▶ [PROBLEM STATEMENT]:
Check each line of the records below and collect those that include the word "dialog".

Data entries
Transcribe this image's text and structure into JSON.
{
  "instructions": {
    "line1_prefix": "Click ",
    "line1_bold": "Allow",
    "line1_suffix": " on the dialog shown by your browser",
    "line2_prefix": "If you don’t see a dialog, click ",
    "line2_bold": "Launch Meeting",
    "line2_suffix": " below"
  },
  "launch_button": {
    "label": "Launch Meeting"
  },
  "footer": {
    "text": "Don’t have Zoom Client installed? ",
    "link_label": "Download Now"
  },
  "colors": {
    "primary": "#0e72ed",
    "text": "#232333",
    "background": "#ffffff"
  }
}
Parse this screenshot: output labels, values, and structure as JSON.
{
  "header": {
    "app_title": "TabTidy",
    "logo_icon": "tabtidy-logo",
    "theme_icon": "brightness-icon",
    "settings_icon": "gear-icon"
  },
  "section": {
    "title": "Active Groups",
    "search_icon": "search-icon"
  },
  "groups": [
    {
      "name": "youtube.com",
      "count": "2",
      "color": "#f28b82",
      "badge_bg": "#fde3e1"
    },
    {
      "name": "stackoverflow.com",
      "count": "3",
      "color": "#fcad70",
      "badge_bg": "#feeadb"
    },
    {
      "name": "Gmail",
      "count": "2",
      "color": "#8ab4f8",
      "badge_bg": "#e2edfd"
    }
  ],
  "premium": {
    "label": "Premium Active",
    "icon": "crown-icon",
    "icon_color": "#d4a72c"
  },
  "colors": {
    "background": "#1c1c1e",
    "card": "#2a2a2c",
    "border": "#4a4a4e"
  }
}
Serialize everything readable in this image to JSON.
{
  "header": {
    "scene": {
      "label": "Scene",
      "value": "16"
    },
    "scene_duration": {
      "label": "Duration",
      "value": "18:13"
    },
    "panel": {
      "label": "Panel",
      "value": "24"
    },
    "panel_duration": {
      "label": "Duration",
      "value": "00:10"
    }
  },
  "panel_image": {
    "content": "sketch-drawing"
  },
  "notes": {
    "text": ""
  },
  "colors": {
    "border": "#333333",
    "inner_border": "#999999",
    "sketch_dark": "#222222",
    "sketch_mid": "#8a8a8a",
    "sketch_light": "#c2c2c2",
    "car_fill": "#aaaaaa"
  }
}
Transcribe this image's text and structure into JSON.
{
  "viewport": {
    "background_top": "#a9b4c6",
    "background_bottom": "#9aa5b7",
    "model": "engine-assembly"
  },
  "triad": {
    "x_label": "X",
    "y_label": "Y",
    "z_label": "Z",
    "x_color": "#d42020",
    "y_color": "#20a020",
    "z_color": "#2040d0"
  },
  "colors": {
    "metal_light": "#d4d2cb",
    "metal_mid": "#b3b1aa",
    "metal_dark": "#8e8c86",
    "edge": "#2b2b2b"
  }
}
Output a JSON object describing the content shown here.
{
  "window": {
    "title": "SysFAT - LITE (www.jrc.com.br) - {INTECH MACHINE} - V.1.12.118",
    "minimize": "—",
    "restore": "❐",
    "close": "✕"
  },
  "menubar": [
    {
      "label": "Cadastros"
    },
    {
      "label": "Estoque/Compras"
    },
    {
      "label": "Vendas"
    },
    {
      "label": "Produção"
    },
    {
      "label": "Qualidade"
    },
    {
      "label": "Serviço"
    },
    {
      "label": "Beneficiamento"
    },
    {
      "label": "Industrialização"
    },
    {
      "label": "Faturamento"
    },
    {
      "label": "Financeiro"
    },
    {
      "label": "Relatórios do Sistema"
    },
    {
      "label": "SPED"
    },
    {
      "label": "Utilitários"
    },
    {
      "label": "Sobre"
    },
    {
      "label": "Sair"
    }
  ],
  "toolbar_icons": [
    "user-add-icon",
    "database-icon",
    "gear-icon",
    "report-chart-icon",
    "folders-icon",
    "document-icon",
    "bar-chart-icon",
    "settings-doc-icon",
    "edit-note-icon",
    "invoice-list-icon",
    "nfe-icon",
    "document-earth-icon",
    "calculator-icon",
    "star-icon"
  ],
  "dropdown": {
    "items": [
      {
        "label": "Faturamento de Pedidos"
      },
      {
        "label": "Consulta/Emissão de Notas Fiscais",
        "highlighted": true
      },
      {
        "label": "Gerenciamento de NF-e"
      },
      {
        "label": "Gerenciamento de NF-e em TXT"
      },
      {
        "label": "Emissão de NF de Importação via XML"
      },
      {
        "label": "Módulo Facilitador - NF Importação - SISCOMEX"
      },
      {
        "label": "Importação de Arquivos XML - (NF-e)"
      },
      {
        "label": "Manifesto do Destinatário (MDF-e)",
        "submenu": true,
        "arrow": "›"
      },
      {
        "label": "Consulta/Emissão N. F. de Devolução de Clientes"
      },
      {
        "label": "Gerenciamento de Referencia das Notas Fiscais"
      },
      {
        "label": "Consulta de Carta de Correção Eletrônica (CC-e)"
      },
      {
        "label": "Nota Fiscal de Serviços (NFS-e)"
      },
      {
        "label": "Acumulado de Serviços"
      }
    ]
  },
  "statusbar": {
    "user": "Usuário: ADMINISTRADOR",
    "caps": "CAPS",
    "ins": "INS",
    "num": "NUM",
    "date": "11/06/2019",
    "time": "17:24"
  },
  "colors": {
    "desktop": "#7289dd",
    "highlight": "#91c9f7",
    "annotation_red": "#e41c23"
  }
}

▶ [FINISHED TASK]:
    "line1_suffix": " on the dialog shown by your browser",
    "line2_prefix": "If you don’t see a dialog, click ",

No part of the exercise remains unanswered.